--- EXERCISE BRIEF ---
In the listing below, locate the lines that hold "text" and copy them.

⟨

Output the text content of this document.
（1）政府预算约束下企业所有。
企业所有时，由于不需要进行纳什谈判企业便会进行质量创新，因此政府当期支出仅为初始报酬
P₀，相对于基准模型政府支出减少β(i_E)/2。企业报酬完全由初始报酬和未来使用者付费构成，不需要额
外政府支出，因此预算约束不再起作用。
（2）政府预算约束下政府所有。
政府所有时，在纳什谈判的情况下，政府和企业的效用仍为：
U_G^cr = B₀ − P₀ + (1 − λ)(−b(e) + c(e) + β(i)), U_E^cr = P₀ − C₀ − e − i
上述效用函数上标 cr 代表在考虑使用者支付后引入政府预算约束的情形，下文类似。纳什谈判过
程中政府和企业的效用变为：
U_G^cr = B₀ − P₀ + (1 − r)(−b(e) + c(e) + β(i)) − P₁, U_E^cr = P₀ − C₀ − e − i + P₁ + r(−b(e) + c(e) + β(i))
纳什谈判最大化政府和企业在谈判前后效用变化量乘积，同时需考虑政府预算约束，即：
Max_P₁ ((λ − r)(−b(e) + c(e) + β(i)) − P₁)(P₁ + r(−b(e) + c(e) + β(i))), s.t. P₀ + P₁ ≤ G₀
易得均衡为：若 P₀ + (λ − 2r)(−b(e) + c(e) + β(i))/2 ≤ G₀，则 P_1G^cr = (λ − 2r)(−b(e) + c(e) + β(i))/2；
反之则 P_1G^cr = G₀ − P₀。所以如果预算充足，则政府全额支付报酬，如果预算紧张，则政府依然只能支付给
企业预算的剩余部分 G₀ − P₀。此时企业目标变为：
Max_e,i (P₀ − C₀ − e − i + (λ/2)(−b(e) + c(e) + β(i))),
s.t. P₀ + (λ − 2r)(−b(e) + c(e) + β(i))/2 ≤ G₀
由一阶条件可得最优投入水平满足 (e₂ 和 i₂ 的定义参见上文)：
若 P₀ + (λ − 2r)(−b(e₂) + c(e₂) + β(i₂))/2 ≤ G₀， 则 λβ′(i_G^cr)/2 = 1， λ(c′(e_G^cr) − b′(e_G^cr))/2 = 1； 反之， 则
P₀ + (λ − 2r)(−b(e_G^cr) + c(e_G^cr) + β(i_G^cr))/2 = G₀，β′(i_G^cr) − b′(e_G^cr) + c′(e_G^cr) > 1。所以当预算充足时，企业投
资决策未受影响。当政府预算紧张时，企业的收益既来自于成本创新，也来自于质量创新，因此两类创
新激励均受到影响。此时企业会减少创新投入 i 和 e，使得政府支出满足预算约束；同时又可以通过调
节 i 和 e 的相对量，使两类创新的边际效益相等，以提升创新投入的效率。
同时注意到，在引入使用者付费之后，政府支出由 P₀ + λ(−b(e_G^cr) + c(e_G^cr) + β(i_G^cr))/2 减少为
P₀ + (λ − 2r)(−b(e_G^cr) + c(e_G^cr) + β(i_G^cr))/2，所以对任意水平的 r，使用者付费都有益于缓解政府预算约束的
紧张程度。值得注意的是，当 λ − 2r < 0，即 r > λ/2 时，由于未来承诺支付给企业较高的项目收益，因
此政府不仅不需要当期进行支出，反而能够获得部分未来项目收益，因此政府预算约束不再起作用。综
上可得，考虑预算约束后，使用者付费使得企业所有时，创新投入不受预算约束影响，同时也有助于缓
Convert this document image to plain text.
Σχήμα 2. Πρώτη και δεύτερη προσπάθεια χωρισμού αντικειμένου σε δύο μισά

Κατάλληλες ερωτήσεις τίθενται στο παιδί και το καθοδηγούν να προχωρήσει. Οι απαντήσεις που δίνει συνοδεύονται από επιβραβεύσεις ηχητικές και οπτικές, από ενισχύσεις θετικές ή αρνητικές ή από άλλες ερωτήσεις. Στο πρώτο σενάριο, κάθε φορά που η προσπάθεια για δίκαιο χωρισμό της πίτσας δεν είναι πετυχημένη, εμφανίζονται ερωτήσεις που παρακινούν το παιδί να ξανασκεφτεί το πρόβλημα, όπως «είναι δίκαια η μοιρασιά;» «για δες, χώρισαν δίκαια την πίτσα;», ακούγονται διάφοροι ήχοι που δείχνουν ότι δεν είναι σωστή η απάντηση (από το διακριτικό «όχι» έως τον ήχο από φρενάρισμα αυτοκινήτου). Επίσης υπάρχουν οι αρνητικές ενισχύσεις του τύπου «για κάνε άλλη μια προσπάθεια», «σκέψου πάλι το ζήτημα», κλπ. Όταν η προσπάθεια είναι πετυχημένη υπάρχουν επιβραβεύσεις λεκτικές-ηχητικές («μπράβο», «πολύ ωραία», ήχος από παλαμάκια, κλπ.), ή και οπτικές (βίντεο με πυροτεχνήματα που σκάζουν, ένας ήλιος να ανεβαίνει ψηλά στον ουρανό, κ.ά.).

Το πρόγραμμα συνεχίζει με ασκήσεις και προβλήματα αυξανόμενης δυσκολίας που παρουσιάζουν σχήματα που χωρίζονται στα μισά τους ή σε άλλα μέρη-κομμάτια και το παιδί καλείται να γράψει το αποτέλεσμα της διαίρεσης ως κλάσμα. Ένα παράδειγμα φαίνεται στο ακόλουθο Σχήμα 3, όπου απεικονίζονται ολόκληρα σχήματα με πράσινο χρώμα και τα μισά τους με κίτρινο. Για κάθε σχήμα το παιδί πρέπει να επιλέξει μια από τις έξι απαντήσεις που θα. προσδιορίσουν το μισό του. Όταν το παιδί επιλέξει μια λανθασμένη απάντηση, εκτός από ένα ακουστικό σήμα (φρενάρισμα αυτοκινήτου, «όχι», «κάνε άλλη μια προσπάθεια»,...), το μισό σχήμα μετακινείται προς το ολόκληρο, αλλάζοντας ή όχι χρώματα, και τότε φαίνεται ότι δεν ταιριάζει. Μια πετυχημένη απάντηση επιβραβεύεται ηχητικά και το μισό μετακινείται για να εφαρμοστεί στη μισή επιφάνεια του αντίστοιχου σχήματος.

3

⟩

--- REPLY TO THE TASK ---
Output the text content of this document.
Convert this document image to plain text.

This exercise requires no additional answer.